Listed records:
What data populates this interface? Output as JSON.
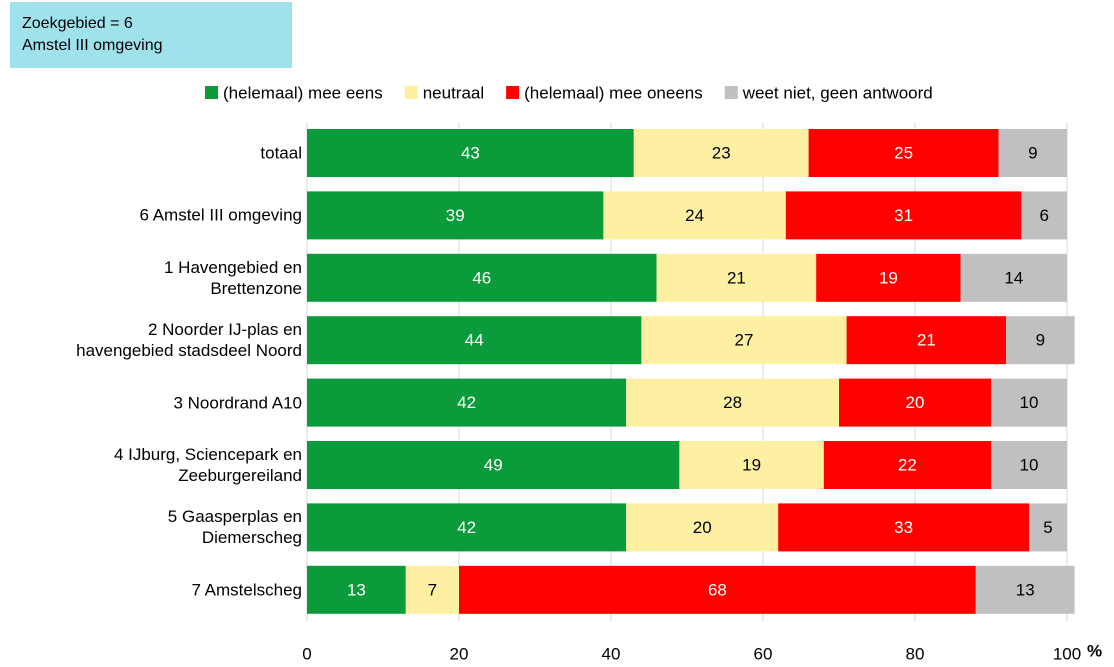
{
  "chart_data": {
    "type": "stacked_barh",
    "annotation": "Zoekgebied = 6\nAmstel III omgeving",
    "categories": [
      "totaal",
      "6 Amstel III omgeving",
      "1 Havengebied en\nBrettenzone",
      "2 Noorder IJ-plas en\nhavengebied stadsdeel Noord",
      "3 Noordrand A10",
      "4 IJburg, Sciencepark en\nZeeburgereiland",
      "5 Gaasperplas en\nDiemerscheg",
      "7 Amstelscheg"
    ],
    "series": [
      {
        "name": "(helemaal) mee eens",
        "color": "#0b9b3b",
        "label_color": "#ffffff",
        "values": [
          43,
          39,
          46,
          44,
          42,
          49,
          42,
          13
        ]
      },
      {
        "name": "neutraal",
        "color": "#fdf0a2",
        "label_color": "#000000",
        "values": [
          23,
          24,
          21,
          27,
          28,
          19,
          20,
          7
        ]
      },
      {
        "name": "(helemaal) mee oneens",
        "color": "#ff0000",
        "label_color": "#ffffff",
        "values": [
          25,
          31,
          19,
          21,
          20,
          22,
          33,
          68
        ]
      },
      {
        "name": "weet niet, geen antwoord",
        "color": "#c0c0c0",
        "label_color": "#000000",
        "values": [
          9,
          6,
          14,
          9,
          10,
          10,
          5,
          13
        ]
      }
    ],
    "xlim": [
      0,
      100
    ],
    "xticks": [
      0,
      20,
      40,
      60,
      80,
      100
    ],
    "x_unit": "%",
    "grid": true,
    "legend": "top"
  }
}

* * *

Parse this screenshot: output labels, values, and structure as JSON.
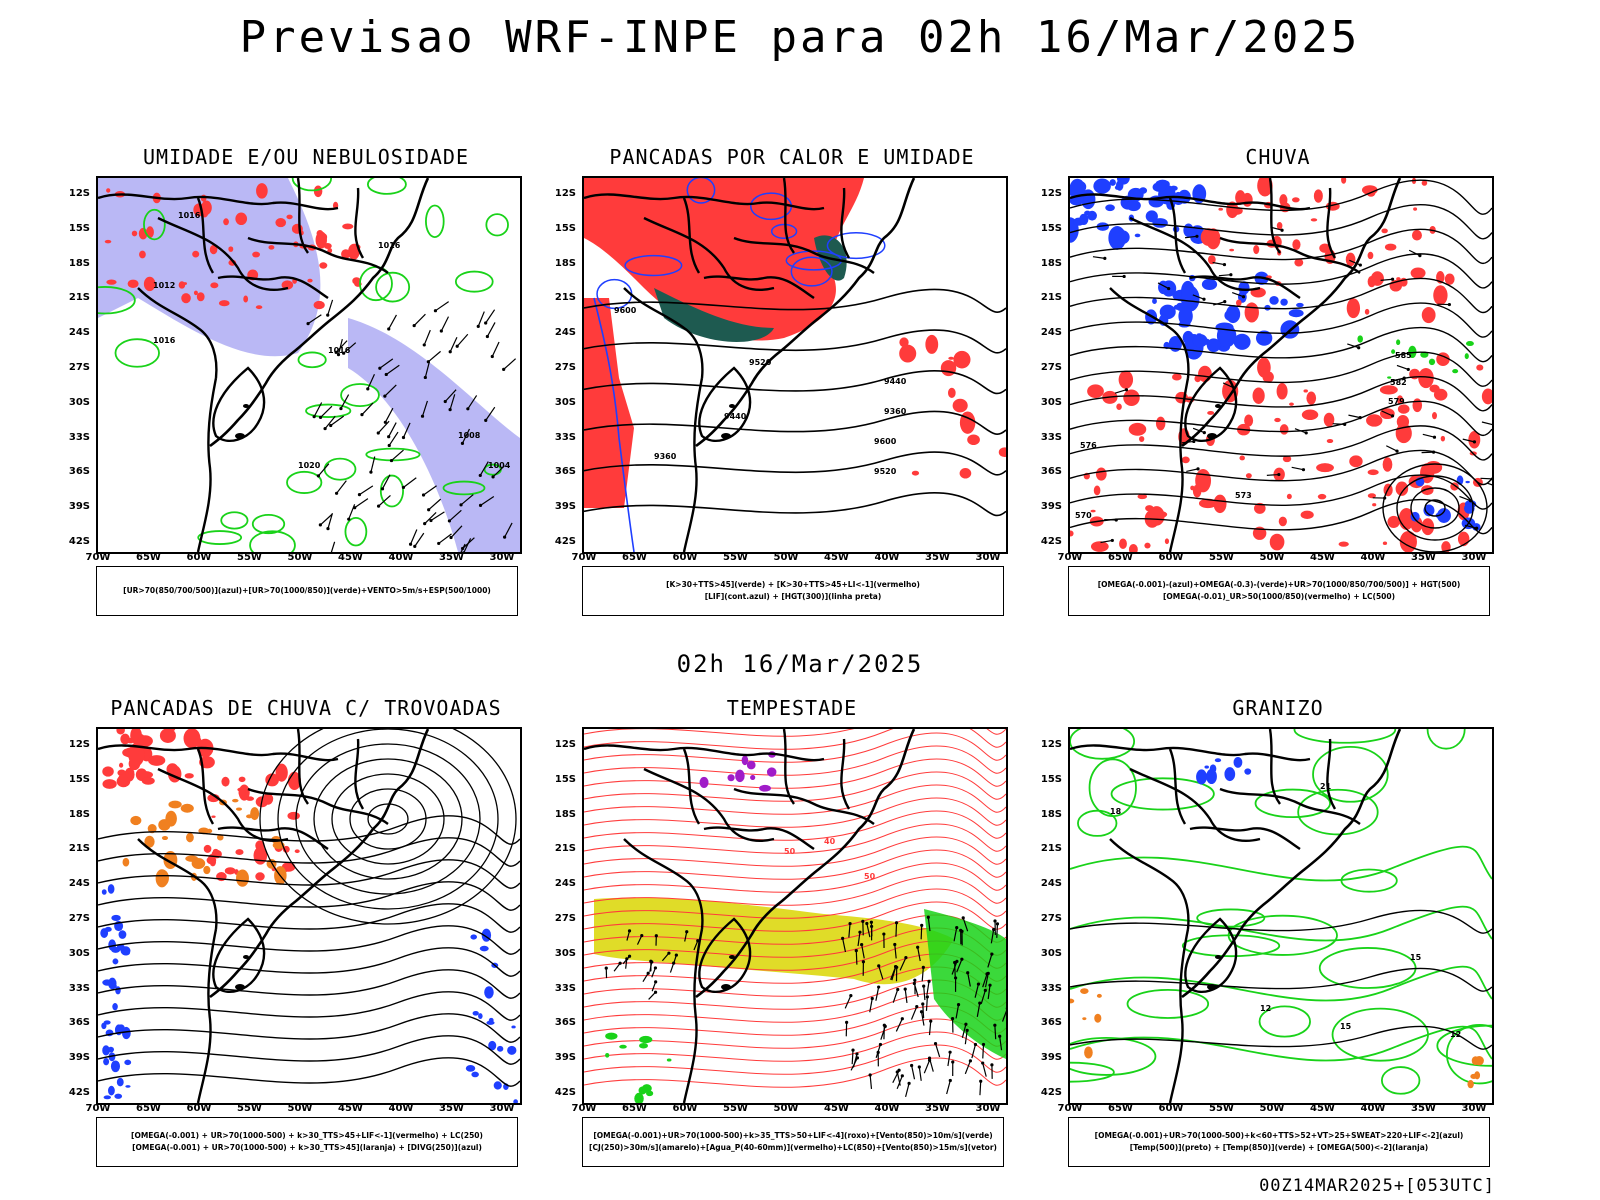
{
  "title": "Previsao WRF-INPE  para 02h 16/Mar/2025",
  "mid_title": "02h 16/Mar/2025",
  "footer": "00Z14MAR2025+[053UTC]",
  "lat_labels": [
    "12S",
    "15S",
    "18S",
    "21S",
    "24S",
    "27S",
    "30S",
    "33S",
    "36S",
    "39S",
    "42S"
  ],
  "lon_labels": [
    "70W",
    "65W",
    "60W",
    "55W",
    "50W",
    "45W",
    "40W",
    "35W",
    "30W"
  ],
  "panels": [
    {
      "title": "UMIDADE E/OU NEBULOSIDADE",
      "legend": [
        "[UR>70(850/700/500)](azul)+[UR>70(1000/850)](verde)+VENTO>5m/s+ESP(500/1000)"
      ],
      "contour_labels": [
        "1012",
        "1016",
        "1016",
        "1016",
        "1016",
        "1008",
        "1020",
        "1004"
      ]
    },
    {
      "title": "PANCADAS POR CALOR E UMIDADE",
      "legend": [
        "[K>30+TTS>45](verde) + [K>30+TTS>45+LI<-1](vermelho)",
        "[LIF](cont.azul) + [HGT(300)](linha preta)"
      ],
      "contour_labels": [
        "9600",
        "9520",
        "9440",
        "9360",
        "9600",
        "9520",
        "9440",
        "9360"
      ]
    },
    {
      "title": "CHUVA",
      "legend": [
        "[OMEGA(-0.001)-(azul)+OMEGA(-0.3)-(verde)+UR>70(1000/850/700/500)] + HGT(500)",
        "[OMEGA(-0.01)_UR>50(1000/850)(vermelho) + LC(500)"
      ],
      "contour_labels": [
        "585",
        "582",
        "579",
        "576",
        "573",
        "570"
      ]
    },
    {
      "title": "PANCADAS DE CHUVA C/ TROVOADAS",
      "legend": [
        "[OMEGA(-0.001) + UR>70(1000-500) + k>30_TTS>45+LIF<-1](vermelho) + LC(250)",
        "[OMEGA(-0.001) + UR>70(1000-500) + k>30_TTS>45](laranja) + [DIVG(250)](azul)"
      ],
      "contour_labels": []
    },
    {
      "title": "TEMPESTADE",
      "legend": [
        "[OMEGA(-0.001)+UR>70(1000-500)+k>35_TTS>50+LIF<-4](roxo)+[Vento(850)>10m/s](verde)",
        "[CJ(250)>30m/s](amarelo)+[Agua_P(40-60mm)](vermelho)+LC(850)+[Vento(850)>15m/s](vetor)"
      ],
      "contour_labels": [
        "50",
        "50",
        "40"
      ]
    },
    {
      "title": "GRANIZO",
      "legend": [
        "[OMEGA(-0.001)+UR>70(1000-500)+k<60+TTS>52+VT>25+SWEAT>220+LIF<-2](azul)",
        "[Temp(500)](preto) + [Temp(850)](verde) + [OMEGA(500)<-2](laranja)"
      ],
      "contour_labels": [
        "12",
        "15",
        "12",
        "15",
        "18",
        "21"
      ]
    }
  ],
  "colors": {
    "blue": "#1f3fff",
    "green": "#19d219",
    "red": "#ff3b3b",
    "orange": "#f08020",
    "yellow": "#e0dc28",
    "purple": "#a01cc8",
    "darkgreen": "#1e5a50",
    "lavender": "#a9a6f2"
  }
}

---

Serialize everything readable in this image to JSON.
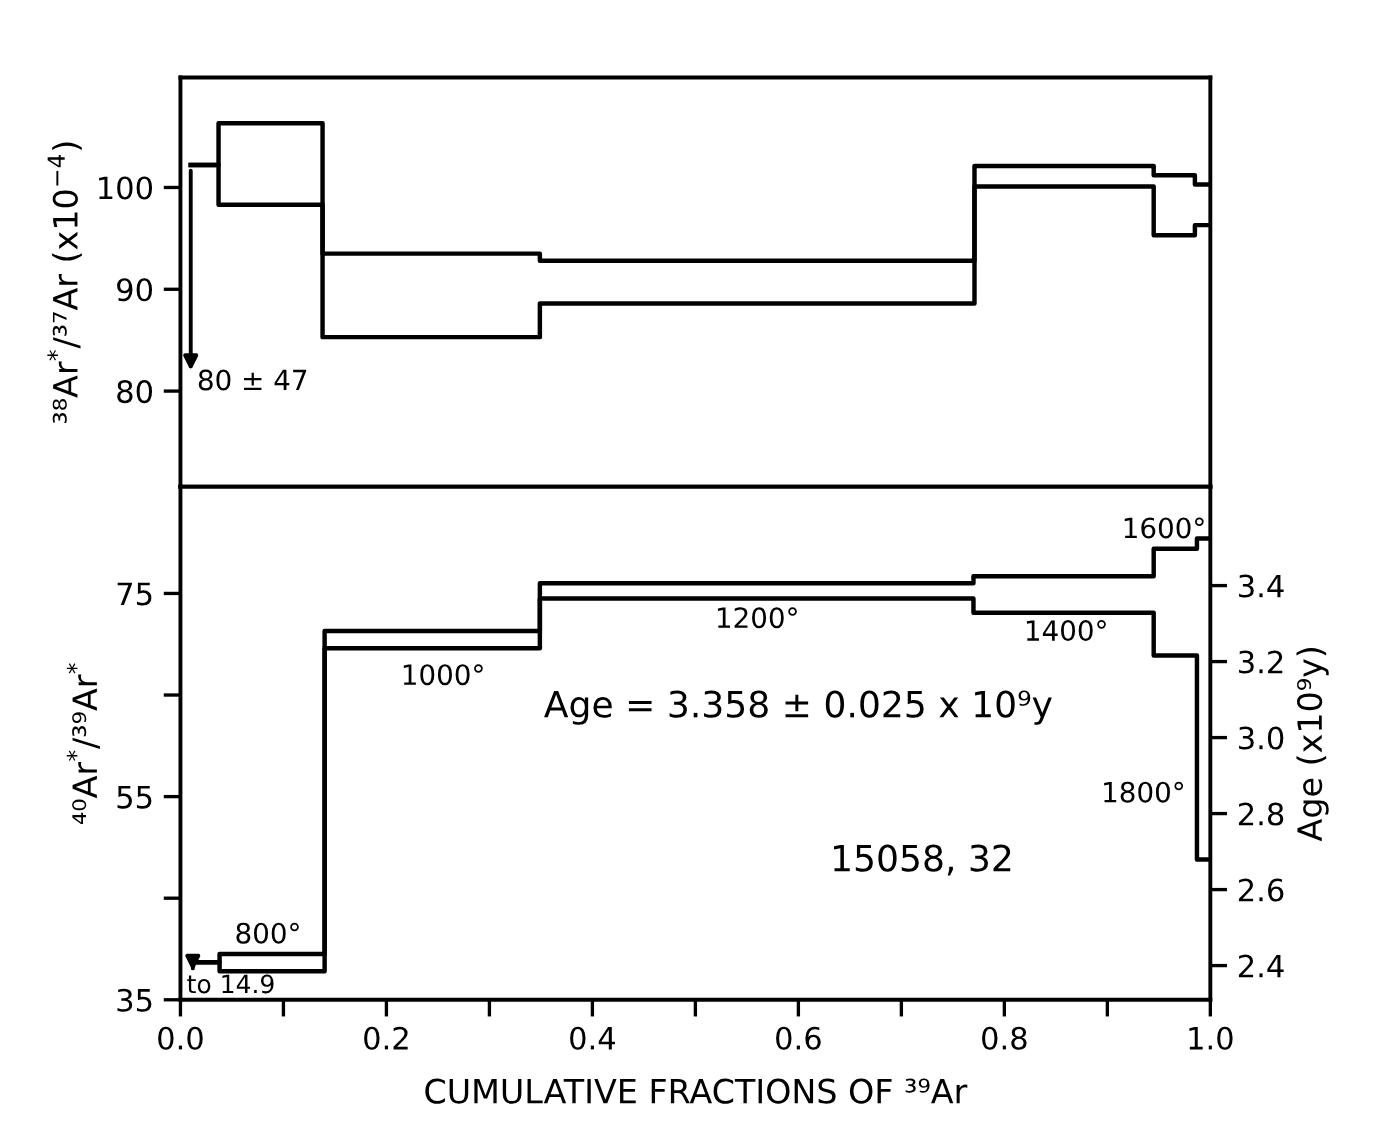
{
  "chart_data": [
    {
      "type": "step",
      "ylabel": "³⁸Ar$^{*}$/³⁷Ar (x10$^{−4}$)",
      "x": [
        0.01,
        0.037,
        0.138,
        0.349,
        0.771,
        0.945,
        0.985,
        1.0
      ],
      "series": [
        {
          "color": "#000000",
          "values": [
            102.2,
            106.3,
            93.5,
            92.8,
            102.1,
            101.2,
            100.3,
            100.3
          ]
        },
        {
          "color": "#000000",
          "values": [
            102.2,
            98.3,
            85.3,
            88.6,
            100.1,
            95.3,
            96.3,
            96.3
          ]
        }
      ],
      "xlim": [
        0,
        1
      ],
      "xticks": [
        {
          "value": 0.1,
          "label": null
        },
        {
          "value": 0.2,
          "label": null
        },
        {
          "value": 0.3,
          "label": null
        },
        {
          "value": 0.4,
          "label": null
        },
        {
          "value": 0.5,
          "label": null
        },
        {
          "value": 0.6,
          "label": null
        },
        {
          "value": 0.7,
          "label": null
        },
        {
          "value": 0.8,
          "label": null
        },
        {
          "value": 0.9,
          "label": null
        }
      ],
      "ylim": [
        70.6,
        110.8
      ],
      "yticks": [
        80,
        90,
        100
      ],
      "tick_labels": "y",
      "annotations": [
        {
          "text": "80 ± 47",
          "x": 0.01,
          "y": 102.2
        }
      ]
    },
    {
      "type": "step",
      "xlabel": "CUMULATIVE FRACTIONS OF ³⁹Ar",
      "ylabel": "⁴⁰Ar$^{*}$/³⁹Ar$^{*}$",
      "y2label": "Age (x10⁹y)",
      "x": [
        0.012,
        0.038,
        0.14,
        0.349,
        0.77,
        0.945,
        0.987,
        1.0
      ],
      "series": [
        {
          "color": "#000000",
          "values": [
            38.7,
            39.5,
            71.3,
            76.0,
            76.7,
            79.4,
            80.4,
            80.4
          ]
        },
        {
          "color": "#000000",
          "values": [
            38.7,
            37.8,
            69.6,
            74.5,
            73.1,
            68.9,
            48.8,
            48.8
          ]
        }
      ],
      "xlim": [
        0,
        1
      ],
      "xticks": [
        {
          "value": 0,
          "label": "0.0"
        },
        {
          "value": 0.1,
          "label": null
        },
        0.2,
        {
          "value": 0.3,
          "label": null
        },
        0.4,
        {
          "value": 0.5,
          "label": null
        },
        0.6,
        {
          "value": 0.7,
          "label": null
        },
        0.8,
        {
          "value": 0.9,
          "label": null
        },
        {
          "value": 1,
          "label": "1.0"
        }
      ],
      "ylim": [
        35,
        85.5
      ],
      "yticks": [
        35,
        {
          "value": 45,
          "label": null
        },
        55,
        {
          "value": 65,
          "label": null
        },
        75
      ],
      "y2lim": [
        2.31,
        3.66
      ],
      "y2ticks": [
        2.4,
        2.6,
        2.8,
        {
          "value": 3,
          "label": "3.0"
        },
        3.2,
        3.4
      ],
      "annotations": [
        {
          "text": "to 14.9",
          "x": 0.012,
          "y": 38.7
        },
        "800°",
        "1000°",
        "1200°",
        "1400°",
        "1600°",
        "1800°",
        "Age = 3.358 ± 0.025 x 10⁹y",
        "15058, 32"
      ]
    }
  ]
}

Aim of the task:
List all lines where "omgeving" occurs.

Response to the exercise:
    "annotation": "Zoekgebied = 6\nAmstel III omgeving",
      "6 Amstel III omgeving",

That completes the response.